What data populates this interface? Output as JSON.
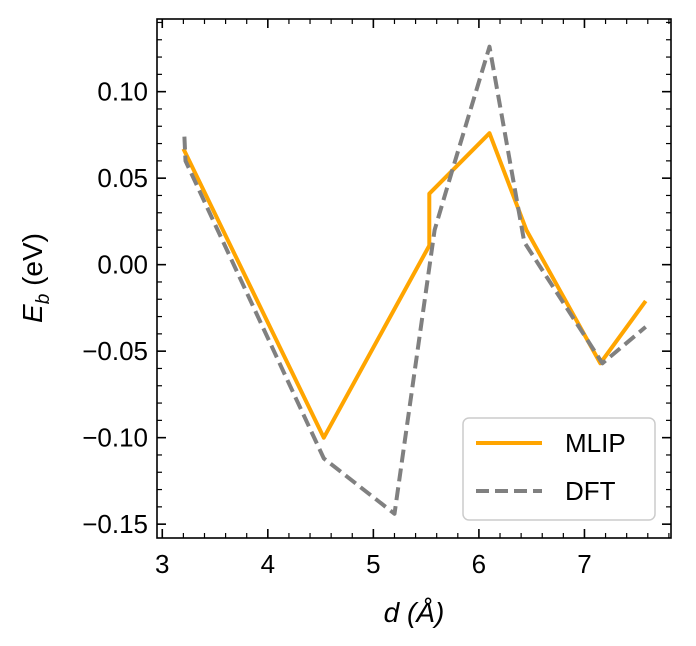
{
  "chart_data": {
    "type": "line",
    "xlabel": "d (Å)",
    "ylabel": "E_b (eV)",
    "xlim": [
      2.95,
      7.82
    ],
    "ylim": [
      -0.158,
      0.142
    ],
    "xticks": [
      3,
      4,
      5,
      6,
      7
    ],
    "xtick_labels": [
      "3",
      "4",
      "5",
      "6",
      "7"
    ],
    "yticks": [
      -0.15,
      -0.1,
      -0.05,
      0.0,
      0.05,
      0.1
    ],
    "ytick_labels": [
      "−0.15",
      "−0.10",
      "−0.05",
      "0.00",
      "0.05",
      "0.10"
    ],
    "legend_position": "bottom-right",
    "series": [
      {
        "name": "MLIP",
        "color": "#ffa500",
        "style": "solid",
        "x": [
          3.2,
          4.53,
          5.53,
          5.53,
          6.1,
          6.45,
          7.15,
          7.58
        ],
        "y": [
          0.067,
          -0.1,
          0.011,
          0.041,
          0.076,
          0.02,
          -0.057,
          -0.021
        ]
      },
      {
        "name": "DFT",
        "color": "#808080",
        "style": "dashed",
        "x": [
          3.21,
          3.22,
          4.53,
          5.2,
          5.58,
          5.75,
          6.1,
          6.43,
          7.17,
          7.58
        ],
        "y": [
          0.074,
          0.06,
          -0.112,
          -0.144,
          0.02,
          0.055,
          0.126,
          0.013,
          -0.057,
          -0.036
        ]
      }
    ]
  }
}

────────

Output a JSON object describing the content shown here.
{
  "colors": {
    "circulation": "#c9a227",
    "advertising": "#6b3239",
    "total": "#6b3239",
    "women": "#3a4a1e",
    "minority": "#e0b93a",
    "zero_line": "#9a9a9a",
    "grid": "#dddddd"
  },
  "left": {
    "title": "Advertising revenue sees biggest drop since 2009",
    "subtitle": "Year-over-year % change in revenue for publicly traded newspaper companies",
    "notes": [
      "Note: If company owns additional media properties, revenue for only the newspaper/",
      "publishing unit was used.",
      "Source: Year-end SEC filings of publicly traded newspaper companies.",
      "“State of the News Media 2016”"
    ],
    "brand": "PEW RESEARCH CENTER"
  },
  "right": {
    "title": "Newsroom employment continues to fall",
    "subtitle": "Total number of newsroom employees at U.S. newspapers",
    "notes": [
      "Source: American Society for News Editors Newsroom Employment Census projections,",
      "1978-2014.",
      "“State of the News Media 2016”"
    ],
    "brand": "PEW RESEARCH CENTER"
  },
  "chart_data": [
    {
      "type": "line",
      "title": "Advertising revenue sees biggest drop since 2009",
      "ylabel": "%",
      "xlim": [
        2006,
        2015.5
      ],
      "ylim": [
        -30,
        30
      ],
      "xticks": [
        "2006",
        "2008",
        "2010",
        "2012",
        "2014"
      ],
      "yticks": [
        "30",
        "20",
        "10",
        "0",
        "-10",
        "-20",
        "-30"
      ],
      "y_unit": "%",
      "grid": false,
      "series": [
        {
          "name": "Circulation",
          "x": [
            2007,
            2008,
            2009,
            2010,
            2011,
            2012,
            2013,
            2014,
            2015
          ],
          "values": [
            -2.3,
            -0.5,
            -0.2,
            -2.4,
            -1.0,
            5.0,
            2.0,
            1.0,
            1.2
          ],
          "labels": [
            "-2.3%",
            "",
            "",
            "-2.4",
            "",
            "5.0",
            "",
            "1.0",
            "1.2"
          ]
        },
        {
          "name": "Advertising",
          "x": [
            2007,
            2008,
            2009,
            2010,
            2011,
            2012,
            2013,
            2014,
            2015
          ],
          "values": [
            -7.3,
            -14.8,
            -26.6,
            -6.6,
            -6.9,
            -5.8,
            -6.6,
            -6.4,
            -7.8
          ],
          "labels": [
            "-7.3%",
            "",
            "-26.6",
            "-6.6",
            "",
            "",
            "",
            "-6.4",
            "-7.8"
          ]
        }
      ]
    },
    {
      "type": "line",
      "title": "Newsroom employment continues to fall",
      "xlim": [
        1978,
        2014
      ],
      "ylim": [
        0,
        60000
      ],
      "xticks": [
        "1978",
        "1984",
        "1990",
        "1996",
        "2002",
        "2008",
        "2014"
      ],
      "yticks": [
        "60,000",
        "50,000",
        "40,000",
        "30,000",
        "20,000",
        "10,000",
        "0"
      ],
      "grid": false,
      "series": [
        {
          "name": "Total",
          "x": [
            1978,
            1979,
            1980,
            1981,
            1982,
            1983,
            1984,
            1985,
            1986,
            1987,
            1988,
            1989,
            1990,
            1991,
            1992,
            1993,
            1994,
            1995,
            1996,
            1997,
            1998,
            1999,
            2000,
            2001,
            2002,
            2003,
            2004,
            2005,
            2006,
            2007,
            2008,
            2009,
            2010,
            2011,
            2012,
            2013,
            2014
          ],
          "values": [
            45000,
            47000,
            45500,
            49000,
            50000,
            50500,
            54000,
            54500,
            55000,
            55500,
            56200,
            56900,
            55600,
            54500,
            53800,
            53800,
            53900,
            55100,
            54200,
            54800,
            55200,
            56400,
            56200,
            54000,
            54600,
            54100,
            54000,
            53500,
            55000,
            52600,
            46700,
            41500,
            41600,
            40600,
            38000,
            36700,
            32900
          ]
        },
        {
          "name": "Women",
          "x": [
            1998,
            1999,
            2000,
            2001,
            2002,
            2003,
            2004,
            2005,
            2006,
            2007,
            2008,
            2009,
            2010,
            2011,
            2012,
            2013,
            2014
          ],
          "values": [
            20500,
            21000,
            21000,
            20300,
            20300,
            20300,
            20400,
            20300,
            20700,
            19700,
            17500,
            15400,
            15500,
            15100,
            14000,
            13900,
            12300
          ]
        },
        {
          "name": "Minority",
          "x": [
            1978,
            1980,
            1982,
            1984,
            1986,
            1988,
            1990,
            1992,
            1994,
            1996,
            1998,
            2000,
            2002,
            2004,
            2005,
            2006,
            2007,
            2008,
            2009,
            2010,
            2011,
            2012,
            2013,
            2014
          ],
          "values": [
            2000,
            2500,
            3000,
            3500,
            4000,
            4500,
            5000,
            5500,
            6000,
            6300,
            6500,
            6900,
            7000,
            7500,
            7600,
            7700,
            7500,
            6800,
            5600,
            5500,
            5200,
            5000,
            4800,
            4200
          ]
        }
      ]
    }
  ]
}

────────

GOAL OF THE EXERCISE: Wherever "companies" shows up in a line, copy that line.

OUTPUT FOR THIS EXERCISE:
    "subtitle": "Year-over-year % change in revenue for publicly traded newspaper companies",
      "Source: Year-end SEC filings of publicly traded newspaper companies.",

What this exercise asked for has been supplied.